Required work:
Keep only those lines of the records that include the string "CARLOS".

Listing:

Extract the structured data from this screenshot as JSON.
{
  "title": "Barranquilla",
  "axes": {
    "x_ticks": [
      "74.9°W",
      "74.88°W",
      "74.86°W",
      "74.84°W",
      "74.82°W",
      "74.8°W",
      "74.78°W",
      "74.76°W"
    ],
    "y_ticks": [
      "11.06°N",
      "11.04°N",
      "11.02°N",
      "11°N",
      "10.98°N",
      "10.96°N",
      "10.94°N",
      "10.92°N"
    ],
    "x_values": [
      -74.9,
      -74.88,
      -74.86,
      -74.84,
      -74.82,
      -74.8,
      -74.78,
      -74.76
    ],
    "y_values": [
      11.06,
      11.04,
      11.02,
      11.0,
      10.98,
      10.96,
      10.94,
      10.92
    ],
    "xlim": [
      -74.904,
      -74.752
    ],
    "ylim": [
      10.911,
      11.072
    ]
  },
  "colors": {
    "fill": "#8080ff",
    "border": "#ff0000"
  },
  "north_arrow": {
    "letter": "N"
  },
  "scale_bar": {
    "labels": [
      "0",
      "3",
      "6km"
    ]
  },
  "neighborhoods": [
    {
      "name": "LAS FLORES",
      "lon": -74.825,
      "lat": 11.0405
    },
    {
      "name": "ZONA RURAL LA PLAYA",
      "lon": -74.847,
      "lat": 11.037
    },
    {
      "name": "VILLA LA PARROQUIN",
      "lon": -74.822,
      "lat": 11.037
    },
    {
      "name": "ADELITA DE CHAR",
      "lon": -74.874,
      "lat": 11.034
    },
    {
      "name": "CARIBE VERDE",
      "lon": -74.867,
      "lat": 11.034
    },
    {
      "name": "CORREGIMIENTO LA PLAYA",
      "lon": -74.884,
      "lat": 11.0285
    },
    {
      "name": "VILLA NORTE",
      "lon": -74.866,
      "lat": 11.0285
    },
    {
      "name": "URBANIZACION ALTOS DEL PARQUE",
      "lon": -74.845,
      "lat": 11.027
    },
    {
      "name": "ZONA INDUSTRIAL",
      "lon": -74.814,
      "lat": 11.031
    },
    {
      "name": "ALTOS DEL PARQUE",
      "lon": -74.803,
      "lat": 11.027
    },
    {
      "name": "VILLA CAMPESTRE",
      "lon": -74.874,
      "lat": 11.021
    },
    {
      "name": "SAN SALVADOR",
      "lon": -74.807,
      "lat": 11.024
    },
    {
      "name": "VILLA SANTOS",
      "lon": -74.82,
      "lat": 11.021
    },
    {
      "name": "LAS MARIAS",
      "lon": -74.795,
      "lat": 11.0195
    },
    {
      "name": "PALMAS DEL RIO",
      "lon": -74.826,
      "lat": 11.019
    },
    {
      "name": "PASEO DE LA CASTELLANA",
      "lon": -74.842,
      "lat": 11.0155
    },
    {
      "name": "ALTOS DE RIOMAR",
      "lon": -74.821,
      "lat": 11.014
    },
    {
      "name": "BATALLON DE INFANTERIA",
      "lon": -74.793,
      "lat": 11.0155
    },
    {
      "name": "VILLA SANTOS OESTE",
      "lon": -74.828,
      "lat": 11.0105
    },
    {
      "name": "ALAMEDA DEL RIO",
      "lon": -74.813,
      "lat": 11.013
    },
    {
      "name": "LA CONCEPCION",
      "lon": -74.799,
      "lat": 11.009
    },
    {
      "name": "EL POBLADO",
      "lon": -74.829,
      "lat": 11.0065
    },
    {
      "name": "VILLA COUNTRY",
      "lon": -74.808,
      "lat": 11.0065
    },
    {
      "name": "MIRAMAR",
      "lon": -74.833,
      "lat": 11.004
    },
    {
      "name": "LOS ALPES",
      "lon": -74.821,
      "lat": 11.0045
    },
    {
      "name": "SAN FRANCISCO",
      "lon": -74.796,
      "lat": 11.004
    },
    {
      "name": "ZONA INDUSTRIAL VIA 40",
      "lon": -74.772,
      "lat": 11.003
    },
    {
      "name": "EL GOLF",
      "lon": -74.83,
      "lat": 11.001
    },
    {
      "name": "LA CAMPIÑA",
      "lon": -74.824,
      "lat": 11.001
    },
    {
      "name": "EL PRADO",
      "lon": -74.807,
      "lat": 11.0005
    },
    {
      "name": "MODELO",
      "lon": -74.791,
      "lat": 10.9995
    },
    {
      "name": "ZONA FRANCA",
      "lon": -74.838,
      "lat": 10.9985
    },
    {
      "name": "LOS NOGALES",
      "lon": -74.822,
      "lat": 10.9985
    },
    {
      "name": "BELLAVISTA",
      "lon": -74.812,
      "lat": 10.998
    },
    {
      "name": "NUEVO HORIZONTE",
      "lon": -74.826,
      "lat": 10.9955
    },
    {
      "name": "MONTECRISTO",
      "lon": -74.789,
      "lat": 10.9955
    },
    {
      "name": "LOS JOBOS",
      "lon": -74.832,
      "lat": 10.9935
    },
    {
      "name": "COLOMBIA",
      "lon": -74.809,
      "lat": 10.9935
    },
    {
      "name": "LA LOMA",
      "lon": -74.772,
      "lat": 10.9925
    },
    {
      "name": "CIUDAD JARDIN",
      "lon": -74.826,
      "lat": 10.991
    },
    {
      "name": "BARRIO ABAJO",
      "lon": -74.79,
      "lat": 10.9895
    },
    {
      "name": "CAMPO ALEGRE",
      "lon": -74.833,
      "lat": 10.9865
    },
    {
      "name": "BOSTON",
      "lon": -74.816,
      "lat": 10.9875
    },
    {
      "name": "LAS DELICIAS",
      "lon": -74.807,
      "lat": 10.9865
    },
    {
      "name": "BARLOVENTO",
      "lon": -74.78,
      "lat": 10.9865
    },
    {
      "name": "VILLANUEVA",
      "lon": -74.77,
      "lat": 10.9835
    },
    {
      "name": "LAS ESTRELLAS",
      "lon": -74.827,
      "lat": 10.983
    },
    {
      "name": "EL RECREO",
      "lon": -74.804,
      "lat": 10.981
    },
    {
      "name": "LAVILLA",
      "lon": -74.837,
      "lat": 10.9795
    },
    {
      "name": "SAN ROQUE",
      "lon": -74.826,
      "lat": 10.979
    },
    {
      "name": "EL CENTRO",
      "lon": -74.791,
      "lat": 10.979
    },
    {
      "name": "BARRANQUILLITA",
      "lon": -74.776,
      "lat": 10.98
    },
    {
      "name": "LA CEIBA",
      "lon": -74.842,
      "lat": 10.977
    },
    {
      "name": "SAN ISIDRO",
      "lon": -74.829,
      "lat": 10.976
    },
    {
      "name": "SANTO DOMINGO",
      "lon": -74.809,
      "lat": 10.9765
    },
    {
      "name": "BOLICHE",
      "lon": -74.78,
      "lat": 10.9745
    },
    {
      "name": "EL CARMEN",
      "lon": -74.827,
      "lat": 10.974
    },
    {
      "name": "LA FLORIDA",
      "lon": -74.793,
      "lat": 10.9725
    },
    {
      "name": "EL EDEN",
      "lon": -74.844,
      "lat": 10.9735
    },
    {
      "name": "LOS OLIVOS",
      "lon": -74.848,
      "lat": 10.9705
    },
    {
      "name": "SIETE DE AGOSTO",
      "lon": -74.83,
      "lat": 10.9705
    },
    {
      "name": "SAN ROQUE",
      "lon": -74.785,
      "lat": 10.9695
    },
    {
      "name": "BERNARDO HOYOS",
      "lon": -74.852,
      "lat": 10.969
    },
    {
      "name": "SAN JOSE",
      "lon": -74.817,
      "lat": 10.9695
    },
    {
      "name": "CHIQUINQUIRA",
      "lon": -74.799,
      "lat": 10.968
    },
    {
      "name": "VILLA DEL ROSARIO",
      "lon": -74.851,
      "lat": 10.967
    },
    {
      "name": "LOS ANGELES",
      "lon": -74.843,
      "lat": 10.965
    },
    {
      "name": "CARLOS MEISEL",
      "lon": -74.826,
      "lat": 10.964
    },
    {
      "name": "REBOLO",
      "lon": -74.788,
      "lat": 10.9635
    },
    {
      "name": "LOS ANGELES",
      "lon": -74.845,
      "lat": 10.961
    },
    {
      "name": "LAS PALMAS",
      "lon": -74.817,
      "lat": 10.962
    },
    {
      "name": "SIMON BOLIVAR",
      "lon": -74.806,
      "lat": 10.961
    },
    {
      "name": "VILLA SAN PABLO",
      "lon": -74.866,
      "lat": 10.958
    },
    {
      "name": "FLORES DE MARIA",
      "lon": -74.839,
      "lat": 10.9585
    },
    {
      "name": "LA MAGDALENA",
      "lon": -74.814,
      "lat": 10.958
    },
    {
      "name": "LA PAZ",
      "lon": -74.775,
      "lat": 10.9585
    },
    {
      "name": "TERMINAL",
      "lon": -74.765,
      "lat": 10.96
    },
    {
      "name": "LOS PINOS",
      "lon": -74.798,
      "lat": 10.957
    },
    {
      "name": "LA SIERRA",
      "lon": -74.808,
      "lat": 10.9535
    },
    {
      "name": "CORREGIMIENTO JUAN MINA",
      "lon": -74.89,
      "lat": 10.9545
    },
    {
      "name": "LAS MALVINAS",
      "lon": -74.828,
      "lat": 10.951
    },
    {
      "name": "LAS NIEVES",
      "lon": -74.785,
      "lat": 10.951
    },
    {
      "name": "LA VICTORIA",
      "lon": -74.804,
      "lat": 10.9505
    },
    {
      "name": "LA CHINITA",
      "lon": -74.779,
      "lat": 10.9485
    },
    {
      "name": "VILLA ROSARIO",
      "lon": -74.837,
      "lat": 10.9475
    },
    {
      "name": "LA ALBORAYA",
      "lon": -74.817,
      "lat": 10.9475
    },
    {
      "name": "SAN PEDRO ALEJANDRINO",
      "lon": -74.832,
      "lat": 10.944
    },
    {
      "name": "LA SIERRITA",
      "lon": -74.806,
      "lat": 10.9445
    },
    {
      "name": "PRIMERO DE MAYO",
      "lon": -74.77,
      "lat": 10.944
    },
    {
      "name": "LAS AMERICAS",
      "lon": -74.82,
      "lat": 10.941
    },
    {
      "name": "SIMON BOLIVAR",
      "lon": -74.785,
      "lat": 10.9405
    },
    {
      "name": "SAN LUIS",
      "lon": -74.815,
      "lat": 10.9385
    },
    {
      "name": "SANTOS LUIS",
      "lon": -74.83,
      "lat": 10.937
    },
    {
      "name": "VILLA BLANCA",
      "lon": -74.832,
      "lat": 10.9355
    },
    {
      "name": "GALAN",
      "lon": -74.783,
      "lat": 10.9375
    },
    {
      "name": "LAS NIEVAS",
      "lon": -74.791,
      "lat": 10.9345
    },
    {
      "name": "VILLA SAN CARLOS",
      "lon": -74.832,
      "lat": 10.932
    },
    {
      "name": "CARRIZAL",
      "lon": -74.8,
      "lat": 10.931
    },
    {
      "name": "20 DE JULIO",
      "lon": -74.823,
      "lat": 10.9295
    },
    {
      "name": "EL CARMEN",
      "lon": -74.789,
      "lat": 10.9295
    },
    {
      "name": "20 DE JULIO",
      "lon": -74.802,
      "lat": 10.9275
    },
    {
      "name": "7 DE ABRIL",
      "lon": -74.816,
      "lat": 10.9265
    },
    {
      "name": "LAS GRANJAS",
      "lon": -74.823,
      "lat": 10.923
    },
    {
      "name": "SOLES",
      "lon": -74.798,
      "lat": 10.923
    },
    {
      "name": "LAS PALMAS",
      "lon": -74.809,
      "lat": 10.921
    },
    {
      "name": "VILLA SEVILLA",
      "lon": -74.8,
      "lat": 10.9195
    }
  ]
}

Finished task:
      "name": "CARLOS MEISEL",
      "name": "VILLA SAN CARLOS",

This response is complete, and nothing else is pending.